══ DATA SUPPLIED
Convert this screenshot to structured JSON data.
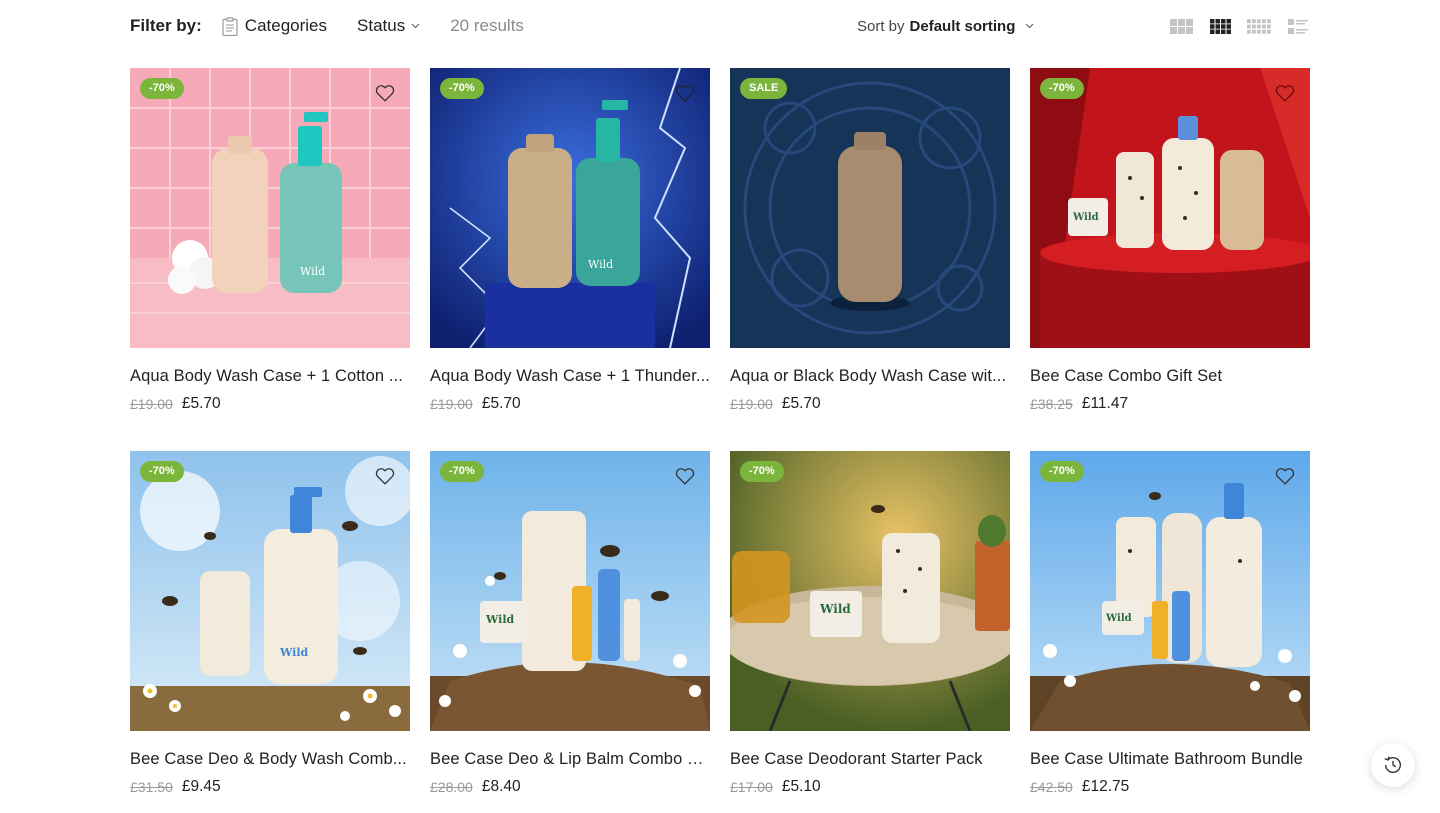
{
  "toolbar": {
    "filter_label": "Filter by:",
    "categories_label": "Categories",
    "status_label": "Status",
    "results_text": "20 results",
    "sort_prefix": "Sort by",
    "sort_value": "Default sorting",
    "view_icons": [
      "grid-3-icon",
      "grid-4-icon",
      "grid-5-icon",
      "list-view-icon"
    ],
    "active_view": "grid-4-icon"
  },
  "products": [
    {
      "title": "Aqua Body Wash Case + 1 Cotton ...",
      "badge": "-70%",
      "old_price": "£19.00",
      "price": "£5.70"
    },
    {
      "title": "Aqua Body Wash Case + 1 Thunder...",
      "badge": "-70%",
      "old_price": "£19.00",
      "price": "£5.70"
    },
    {
      "title": "Aqua or Black Body Wash Case wit...",
      "badge": "SALE",
      "old_price": "£19.00",
      "price": "£5.70"
    },
    {
      "title": "Bee Case Combo Gift Set",
      "badge": "-70%",
      "old_price": "£38.25",
      "price": "£11.47"
    },
    {
      "title": "Bee Case Deo & Body Wash Comb...",
      "badge": "-70%",
      "old_price": "£31.50",
      "price": "£9.45"
    },
    {
      "title": "Bee Case Deo & Lip Balm Combo S...",
      "badge": "-70%",
      "old_price": "£28.00",
      "price": "£8.40"
    },
    {
      "title": "Bee Case Deodorant Starter Pack",
      "badge": "-70%",
      "old_price": "£17.00",
      "price": "£5.10"
    },
    {
      "title": "Bee Case Ultimate Bathroom Bundle",
      "badge": "-70%",
      "old_price": "£42.50",
      "price": "£12.75"
    }
  ],
  "colors": {
    "badge_green": "#7bb53b",
    "text_dark": "#222222",
    "text_muted": "#8a8a8a",
    "old_price": "#999999"
  },
  "icons": {
    "wishlist": "heart-icon",
    "categories": "clipboard-icon",
    "dropdown": "chevron-down-icon",
    "history": "history-icon"
  }
}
════
> **WHAT THE TASK REQUIRES**:
Out of the preceding entries, pull every line containing the string "grid".

> **EXPECTED ANSWER**:
      "grid-3-icon",
      "grid-4-icon",
      "grid-5-icon",
    "active_view": "grid-4-icon"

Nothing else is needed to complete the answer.